» PROMPT
Using the listing below, report all lines holding the word "name".
[START MATERIAL FOR THIS EXERCISE]
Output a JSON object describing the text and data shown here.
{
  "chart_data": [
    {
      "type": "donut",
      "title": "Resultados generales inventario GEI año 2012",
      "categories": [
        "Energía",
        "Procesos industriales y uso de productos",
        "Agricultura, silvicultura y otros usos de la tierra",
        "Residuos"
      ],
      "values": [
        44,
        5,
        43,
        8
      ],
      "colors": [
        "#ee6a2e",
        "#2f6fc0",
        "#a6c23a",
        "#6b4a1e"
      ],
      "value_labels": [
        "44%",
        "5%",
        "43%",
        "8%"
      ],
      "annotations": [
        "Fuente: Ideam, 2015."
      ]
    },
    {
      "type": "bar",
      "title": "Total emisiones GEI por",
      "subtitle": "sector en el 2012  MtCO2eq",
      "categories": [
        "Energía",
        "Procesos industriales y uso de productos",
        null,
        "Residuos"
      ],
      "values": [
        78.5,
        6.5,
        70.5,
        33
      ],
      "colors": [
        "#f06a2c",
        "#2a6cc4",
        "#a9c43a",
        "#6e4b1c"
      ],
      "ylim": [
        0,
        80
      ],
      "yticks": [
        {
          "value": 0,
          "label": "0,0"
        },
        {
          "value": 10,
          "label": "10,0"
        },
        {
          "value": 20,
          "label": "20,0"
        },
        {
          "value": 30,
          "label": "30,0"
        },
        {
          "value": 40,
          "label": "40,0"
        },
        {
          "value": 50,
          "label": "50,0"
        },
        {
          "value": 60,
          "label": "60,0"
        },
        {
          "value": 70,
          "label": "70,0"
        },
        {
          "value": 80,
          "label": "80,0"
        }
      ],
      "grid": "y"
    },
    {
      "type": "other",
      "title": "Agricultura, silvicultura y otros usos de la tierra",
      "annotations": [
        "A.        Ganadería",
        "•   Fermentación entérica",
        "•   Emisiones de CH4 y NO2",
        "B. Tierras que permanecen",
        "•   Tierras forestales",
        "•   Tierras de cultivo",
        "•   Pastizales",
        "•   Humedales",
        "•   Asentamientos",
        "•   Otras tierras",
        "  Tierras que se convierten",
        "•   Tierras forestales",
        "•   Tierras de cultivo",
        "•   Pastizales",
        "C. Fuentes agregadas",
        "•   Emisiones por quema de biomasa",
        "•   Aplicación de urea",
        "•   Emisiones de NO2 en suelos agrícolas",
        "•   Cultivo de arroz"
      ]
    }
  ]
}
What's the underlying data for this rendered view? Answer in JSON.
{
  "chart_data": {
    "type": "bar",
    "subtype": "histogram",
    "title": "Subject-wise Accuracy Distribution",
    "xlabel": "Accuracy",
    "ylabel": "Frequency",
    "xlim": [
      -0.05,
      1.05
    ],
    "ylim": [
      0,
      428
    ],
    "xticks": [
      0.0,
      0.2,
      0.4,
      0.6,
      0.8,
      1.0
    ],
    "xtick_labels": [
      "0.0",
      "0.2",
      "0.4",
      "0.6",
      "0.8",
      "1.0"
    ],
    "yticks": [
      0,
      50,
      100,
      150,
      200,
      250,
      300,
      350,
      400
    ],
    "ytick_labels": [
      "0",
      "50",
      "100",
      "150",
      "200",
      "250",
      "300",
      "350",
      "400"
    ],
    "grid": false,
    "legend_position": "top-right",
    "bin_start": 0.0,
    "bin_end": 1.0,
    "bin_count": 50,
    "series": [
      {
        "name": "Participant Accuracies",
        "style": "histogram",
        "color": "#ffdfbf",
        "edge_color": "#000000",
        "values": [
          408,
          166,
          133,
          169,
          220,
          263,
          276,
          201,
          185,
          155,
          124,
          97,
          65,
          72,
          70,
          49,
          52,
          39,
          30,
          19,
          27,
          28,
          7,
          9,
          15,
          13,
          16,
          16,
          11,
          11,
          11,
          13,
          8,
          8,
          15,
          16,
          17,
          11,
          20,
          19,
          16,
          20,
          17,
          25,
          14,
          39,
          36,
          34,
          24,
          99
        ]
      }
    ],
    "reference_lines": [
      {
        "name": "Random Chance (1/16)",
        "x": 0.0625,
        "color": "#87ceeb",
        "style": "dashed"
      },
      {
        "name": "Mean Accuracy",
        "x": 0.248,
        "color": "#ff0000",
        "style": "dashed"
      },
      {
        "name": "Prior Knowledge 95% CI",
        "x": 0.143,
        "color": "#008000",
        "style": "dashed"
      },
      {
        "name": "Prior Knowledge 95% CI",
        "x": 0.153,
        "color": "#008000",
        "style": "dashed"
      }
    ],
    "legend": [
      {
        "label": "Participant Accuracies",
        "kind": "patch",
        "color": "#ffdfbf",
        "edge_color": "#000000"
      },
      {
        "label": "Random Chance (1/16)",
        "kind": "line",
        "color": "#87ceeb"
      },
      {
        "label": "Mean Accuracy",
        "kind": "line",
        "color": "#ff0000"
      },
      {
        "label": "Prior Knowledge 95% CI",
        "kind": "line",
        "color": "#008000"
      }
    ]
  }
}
[END MATERIAL FOR THIS EXERCISE]
» TASK RESPONSE
        "name": "Participant Accuracies",
        "name": "Random Chance (1/16)",
        "name": "Mean Accuracy",
        "name": "Prior Knowledge 95% CI",
        "name": "Prior Knowledge 95% CI",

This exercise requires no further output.